■ YOUR OBJECTIVE: Quote the listing below in full and exactly as written, but omit every picture.

■ STORED ROWS:
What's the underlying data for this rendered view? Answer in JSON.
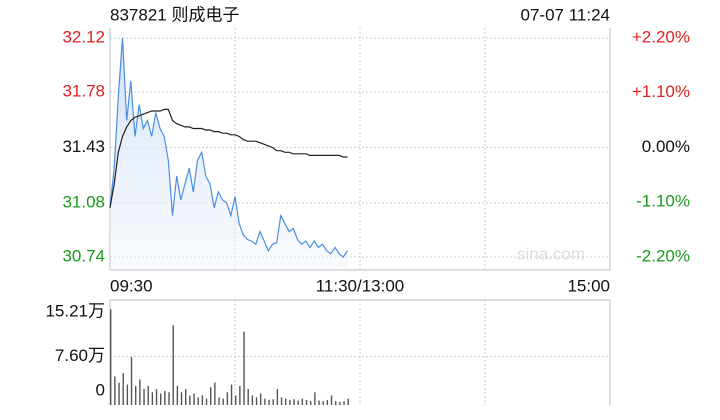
{
  "chart_data": [
    {
      "type": "line",
      "title": "837821 则成电子",
      "subtitle": "07-07 11:24",
      "watermark": "sina.com",
      "x": [
        0,
        2,
        4,
        6,
        8,
        10,
        12,
        14,
        16,
        18,
        20,
        22,
        24,
        26,
        28,
        30,
        32,
        34,
        36,
        38,
        40,
        42,
        44,
        46,
        48,
        50,
        52,
        54,
        56,
        58,
        60,
        62,
        64,
        66,
        68,
        70,
        72,
        74,
        76,
        78,
        80,
        82,
        84,
        86,
        88,
        90,
        92,
        94,
        96,
        98,
        100,
        102,
        104,
        106,
        108,
        110,
        112,
        114
      ],
      "xlim": [
        0,
        240
      ],
      "xticks": [
        {
          "value": 0,
          "label": "09:30"
        },
        {
          "value": 120,
          "label": "11:30/13:00"
        },
        {
          "value": 240,
          "label": "15:00"
        }
      ],
      "ylim": [
        30.74,
        32.12
      ],
      "yticks": [
        32.12,
        31.78,
        31.43,
        31.08,
        30.74
      ],
      "y2lim": [
        -2.2,
        2.2
      ],
      "y2ticks": [
        {
          "value": 2.2,
          "label": "+2.20%"
        },
        {
          "value": 1.1,
          "label": "+1.10%"
        },
        {
          "value": 0,
          "label": "0.00%"
        },
        {
          "value": -1.1,
          "label": "-1.10%"
        },
        {
          "value": -2.2,
          "label": "-2.20%"
        }
      ],
      "up_color": "#e02020",
      "down_color": "#1a9a1a",
      "flat_color": "#111111",
      "grid": true,
      "series": [
        {
          "name": "price",
          "color": "#4a8ee0",
          "fill": true,
          "values": [
            31.05,
            31.3,
            31.75,
            32.12,
            31.6,
            31.85,
            31.5,
            31.7,
            31.55,
            31.6,
            31.5,
            31.65,
            31.55,
            31.5,
            31.35,
            31.0,
            31.25,
            31.1,
            31.2,
            31.3,
            31.15,
            31.35,
            31.4,
            31.25,
            31.2,
            31.05,
            31.15,
            31.1,
            31.08,
            31.0,
            31.12,
            30.95,
            30.88,
            30.85,
            30.84,
            30.82,
            30.9,
            30.84,
            30.78,
            30.82,
            30.83,
            31.0,
            30.95,
            30.9,
            30.92,
            30.85,
            30.82,
            30.84,
            30.8,
            30.84,
            30.8,
            30.82,
            30.78,
            30.76,
            30.8,
            30.76,
            30.74,
            30.78
          ]
        },
        {
          "name": "average",
          "color": "#222222",
          "fill": false,
          "values": [
            31.05,
            31.2,
            31.4,
            31.5,
            31.56,
            31.6,
            31.62,
            31.63,
            31.64,
            31.65,
            31.66,
            31.66,
            31.66,
            31.67,
            31.67,
            31.6,
            31.58,
            31.57,
            31.56,
            31.56,
            31.55,
            31.55,
            31.55,
            31.54,
            31.54,
            31.53,
            31.53,
            31.52,
            31.52,
            31.51,
            31.51,
            31.5,
            31.48,
            31.47,
            31.47,
            31.47,
            31.46,
            31.45,
            31.44,
            31.43,
            31.41,
            31.41,
            31.4,
            31.4,
            31.39,
            31.39,
            31.39,
            31.39,
            31.38,
            31.38,
            31.38,
            31.38,
            31.38,
            31.38,
            31.38,
            31.38,
            31.37,
            31.37
          ]
        }
      ]
    },
    {
      "type": "bar",
      "color": "#555555",
      "x": [
        0,
        2,
        4,
        6,
        8,
        10,
        12,
        14,
        16,
        18,
        20,
        22,
        24,
        26,
        28,
        30,
        32,
        34,
        36,
        38,
        40,
        42,
        44,
        46,
        48,
        50,
        52,
        54,
        56,
        58,
        60,
        62,
        64,
        66,
        68,
        70,
        72,
        74,
        76,
        78,
        80,
        82,
        84,
        86,
        88,
        90,
        92,
        94,
        96,
        98,
        100,
        102,
        104,
        106,
        108,
        110,
        112,
        114
      ],
      "xlim": [
        0,
        240
      ],
      "ylim": [
        0,
        15.21
      ],
      "yticks": [
        {
          "value": 15.21,
          "label": "15.21万"
        },
        {
          "value": 7.6,
          "label": "7.60万"
        },
        0
      ],
      "grid": true,
      "values": [
        15,
        4.5,
        3.5,
        5,
        3.2,
        7.5,
        3,
        4,
        2.5,
        3,
        2,
        2.5,
        1.8,
        2.2,
        2,
        12.5,
        3,
        2,
        2.5,
        1.5,
        1.8,
        1.2,
        1.5,
        1,
        2.8,
        3.5,
        1.2,
        1,
        2,
        3.2,
        1.5,
        3,
        11.5,
        2.5,
        1.5,
        1.2,
        1.8,
        1,
        0.8,
        0.9,
        2.5,
        1.2,
        1,
        0.8,
        0.9,
        0.7,
        1,
        0.8,
        0.6,
        2,
        0.7,
        0.6,
        0.8,
        1.5,
        0.6,
        0.5,
        0.6,
        1
      ]
    }
  ]
}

■ FINAL RESULT:
What's the underlying data for this rendered view? Answer in JSON.
{
  "chart_data": [
    {
      "type": "line",
      "title": "837821 则成电子",
      "subtitle": "07-07 11:24",
      "watermark": "sina.com",
      "x": [
        0,
        2,
        4,
        6,
        8,
        10,
        12,
        14,
        16,
        18,
        20,
        22,
        24,
        26,
        28,
        30,
        32,
        34,
        36,
        38,
        40,
        42,
        44,
        46,
        48,
        50,
        52,
        54,
        56,
        58,
        60,
        62,
        64,
        66,
        68,
        70,
        72,
        74,
        76,
        78,
        80,
        82,
        84,
        86,
        88,
        90,
        92,
        94,
        96,
        98,
        100,
        102,
        104,
        106,
        108,
        110,
        112,
        114
      ],
      "xlim": [
        0,
        240
      ],
      "xticks": [
        {
          "value": 0,
          "label": "09:30"
        },
        {
          "value": 120,
          "label": "11:30/13:00"
        },
        {
          "value": 240,
          "label": "15:00"
        }
      ],
      "ylim": [
        30.74,
        32.12
      ],
      "yticks": [
        32.12,
        31.78,
        31.43,
        31.08,
        30.74
      ],
      "y2lim": [
        -2.2,
        2.2
      ],
      "y2ticks": [
        {
          "value": 2.2,
          "label": "+2.20%"
        },
        {
          "value": 1.1,
          "label": "+1.10%"
        },
        {
          "value": 0,
          "label": "0.00%"
        },
        {
          "value": -1.1,
          "label": "-1.10%"
        },
        {
          "value": -2.2,
          "label": "-2.20%"
        }
      ],
      "up_color": "#e02020",
      "down_color": "#1a9a1a",
      "flat_color": "#111111",
      "grid": true,
      "series": [
        {
          "name": "price",
          "color": "#4a8ee0",
          "fill": true,
          "values": [
            31.05,
            31.3,
            31.75,
            32.12,
            31.6,
            31.85,
            31.5,
            31.7,
            31.55,
            31.6,
            31.5,
            31.65,
            31.55,
            31.5,
            31.35,
            31.0,
            31.25,
            31.1,
            31.2,
            31.3,
            31.15,
            31.35,
            31.4,
            31.25,
            31.2,
            31.05,
            31.15,
            31.1,
            31.08,
            31.0,
            31.12,
            30.95,
            30.88,
            30.85,
            30.84,
            30.82,
            30.9,
            30.84,
            30.78,
            30.82,
            30.83,
            31.0,
            30.95,
            30.9,
            30.92,
            30.85,
            30.82,
            30.84,
            30.8,
            30.84,
            30.8,
            30.82,
            30.78,
            30.76,
            30.8,
            30.76,
            30.74,
            30.78
          ]
        },
        {
          "name": "average",
          "color": "#222222",
          "fill": false,
          "values": [
            31.05,
            31.2,
            31.4,
            31.5,
            31.56,
            31.6,
            31.62,
            31.63,
            31.64,
            31.65,
            31.66,
            31.66,
            31.66,
            31.67,
            31.67,
            31.6,
            31.58,
            31.57,
            31.56,
            31.56,
            31.55,
            31.55,
            31.55,
            31.54,
            31.54,
            31.53,
            31.53,
            31.52,
            31.52,
            31.51,
            31.51,
            31.5,
            31.48,
            31.47,
            31.47,
            31.47,
            31.46,
            31.45,
            31.44,
            31.43,
            31.41,
            31.41,
            31.4,
            31.4,
            31.39,
            31.39,
            31.39,
            31.39,
            31.38,
            31.38,
            31.38,
            31.38,
            31.38,
            31.38,
            31.38,
            31.38,
            31.37,
            31.37
          ]
        }
      ]
    },
    {
      "type": "bar",
      "color": "#555555",
      "x": [
        0,
        2,
        4,
        6,
        8,
        10,
        12,
        14,
        16,
        18,
        20,
        22,
        24,
        26,
        28,
        30,
        32,
        34,
        36,
        38,
        40,
        42,
        44,
        46,
        48,
        50,
        52,
        54,
        56,
        58,
        60,
        62,
        64,
        66,
        68,
        70,
        72,
        74,
        76,
        78,
        80,
        82,
        84,
        86,
        88,
        90,
        92,
        94,
        96,
        98,
        100,
        102,
        104,
        106,
        108,
        110,
        112,
        114
      ],
      "xlim": [
        0,
        240
      ],
      "ylim": [
        0,
        15.21
      ],
      "yticks": [
        {
          "value": 15.21,
          "label": "15.21万"
        },
        {
          "value": 7.6,
          "label": "7.60万"
        },
        0
      ],
      "grid": true,
      "values": [
        15,
        4.5,
        3.5,
        5,
        3.2,
        7.5,
        3,
        4,
        2.5,
        3,
        2,
        2.5,
        1.8,
        2.2,
        2,
        12.5,
        3,
        2,
        2.5,
        1.5,
        1.8,
        1.2,
        1.5,
        1,
        2.8,
        3.5,
        1.2,
        1,
        2,
        3.2,
        1.5,
        3,
        11.5,
        2.5,
        1.5,
        1.2,
        1.8,
        1,
        0.8,
        0.9,
        2.5,
        1.2,
        1,
        0.8,
        0.9,
        0.7,
        1,
        0.8,
        0.6,
        2,
        0.7,
        0.6,
        0.8,
        1.5,
        0.6,
        0.5,
        0.6,
        1
      ]
    }
  ]
}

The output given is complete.